▶ **Work to complete**
What follows is a listing. Return every line of it exactly.

▶ **Extracted information**
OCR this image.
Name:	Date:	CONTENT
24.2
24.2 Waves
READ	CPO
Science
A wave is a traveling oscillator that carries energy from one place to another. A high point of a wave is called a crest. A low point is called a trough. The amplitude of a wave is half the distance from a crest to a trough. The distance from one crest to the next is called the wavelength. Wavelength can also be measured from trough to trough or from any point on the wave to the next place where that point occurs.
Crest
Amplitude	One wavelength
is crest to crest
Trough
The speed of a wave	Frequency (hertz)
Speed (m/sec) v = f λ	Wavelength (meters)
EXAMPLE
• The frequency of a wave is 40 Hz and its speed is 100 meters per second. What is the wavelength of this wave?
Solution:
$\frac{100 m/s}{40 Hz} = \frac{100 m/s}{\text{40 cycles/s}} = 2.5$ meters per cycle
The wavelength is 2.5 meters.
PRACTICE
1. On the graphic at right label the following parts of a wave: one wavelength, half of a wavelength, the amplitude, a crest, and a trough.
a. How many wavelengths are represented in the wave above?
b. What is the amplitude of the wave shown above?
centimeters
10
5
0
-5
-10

▶ **Complete answer**
OCR this image.
Name:	Date:	CONTENT
24.2
24.2 Waves
READ	CPO
Science
A wave is a traveling oscillator that carries energy from one place to another. A high point of a wave is called a crest. A low point is called a trough. The amplitude of a wave is half the distance from a crest to a trough. The distance from one crest to the next is called the wavelength. Wavelength can also be measured from trough to trough or from any point on the wave to the next place where that point occurs.
Crest
Amplitude	One wavelength
is crest to crest
Trough
The speed of a wave	Frequency (hertz)
Speed (m/sec) v = f λ	Wavelength (meters)
EXAMPLE
• The frequency of a wave is 40 Hz and its speed is 100 meters per second. What is the wavelength of this wave?
Solution:
$\frac{100 m/s}{40 Hz} = \frac{100 m/s}{\text{40 cycles/s}} = 2.5$ meters per cycle
The wavelength is 2.5 meters.
PRACTICE
1. On the graphic at right label the following parts of a wave: one wavelength, half of a wavelength, the amplitude, a crest, and a trough.
a. How many wavelengths are represented in the wave above?
b. What is the amplitude of the wave shown above?
centimeters
10
5
0
-5
-10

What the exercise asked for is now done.